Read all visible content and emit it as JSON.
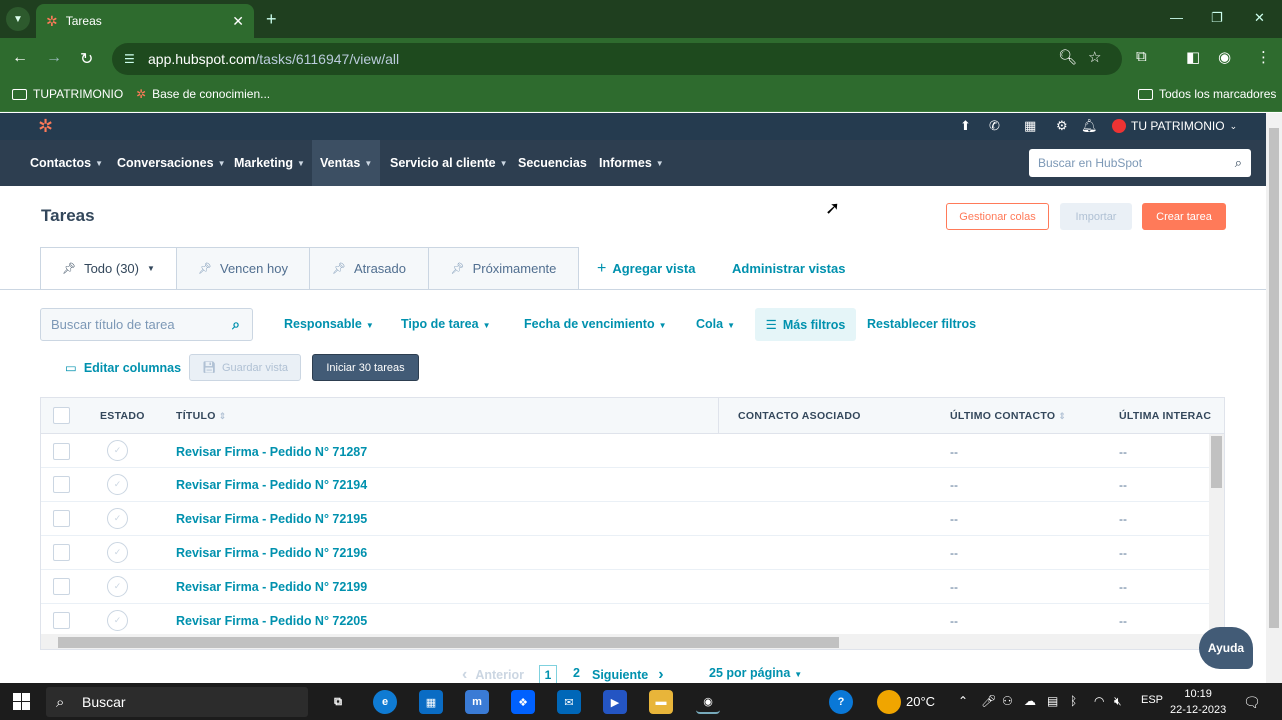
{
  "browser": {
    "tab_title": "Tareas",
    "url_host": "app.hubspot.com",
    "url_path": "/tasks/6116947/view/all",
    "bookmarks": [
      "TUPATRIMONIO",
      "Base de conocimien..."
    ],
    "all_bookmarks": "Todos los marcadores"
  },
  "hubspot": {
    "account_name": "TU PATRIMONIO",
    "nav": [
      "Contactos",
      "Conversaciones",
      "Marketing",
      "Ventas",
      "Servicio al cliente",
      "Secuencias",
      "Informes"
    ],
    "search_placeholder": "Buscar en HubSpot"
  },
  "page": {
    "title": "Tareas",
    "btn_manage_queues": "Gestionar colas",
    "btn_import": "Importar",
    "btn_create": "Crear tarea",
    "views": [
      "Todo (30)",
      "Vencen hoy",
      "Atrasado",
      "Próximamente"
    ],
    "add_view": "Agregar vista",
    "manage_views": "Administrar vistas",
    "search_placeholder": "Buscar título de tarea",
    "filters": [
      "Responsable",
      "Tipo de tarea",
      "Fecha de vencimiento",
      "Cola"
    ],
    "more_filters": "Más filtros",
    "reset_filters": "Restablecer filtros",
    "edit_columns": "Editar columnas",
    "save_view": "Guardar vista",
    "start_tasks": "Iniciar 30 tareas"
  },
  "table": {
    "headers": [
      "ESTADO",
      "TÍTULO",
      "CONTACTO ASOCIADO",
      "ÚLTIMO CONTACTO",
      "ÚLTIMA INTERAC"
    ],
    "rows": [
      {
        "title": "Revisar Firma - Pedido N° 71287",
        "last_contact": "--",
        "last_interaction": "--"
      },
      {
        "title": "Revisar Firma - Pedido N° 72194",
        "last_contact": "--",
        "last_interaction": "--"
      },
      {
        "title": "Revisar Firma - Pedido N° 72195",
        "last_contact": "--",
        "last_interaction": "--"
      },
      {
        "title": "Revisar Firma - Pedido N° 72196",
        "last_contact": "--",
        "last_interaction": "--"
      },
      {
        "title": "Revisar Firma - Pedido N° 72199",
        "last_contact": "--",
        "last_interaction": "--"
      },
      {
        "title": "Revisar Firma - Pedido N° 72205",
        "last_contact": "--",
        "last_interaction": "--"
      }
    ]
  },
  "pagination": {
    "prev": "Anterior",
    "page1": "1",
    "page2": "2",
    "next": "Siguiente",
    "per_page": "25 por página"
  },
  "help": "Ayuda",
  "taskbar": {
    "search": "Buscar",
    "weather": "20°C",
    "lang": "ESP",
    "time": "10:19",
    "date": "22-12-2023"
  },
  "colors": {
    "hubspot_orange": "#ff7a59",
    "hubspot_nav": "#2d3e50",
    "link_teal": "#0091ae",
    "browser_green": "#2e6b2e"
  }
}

-*-

Take the entries shown above and quote them verbatim, passing over the pictures.

Exercise output:
Read all visible content and emit it as JSON.
{
  "browser": {
    "tab_title": "Tareas",
    "url_host": "app.hubspot.com",
    "url_path": "/tasks/6116947/view/all",
    "bookmarks": [
      "TUPATRIMONIO",
      "Base de conocimien..."
    ],
    "all_bookmarks": "Todos los marcadores"
  },
  "hubspot": {
    "account_name": "TU PATRIMONIO",
    "nav": [
      "Contactos",
      "Conversaciones",
      "Marketing",
      "Ventas",
      "Servicio al cliente",
      "Secuencias",
      "Informes"
    ],
    "search_placeholder": "Buscar en HubSpot"
  },
  "page": {
    "title": "Tareas",
    "btn_manage_queues": "Gestionar colas",
    "btn_import": "Importar",
    "btn_create": "Crear tarea",
    "views": [
      "Todo (30)",
      "Vencen hoy",
      "Atrasado",
      "Próximamente"
    ],
    "add_view": "Agregar vista",
    "manage_views": "Administrar vistas",
    "search_placeholder": "Buscar título de tarea",
    "filters": [
      "Responsable",
      "Tipo de tarea",
      "Fecha de vencimiento",
      "Cola"
    ],
    "more_filters": "Más filtros",
    "reset_filters": "Restablecer filtros",
    "edit_columns": "Editar columnas",
    "save_view": "Guardar vista",
    "start_tasks": "Iniciar 30 tareas"
  },
  "table": {
    "headers": [
      "ESTADO",
      "TÍTULO",
      "CONTACTO ASOCIADO",
      "ÚLTIMO CONTACTO",
      "ÚLTIMA INTERAC"
    ],
    "rows": [
      {
        "title": "Revisar Firma - Pedido N° 71287",
        "last_contact": "--",
        "last_interaction": "--"
      },
      {
        "title": "Revisar Firma - Pedido N° 72194",
        "last_contact": "--",
        "last_interaction": "--"
      },
      {
        "title": "Revisar Firma - Pedido N° 72195",
        "last_contact": "--",
        "last_interaction": "--"
      },
      {
        "title": "Revisar Firma - Pedido N° 72196",
        "last_contact": "--",
        "last_interaction": "--"
      },
      {
        "title": "Revisar Firma - Pedido N° 72199",
        "last_contact": "--",
        "last_interaction": "--"
      },
      {
        "title": "Revisar Firma - Pedido N° 72205",
        "last_contact": "--",
        "last_interaction": "--"
      }
    ]
  },
  "pagination": {
    "prev": "Anterior",
    "page1": "1",
    "page2": "2",
    "next": "Siguiente",
    "per_page": "25 por página"
  },
  "help": "Ayuda",
  "taskbar": {
    "search": "Buscar",
    "weather": "20°C",
    "lang": "ESP",
    "time": "10:19",
    "date": "22-12-2023"
  },
  "colors": {
    "hubspot_orange": "#ff7a59",
    "hubspot_nav": "#2d3e50",
    "link_teal": "#0091ae",
    "browser_green": "#2e6b2e"
  }
}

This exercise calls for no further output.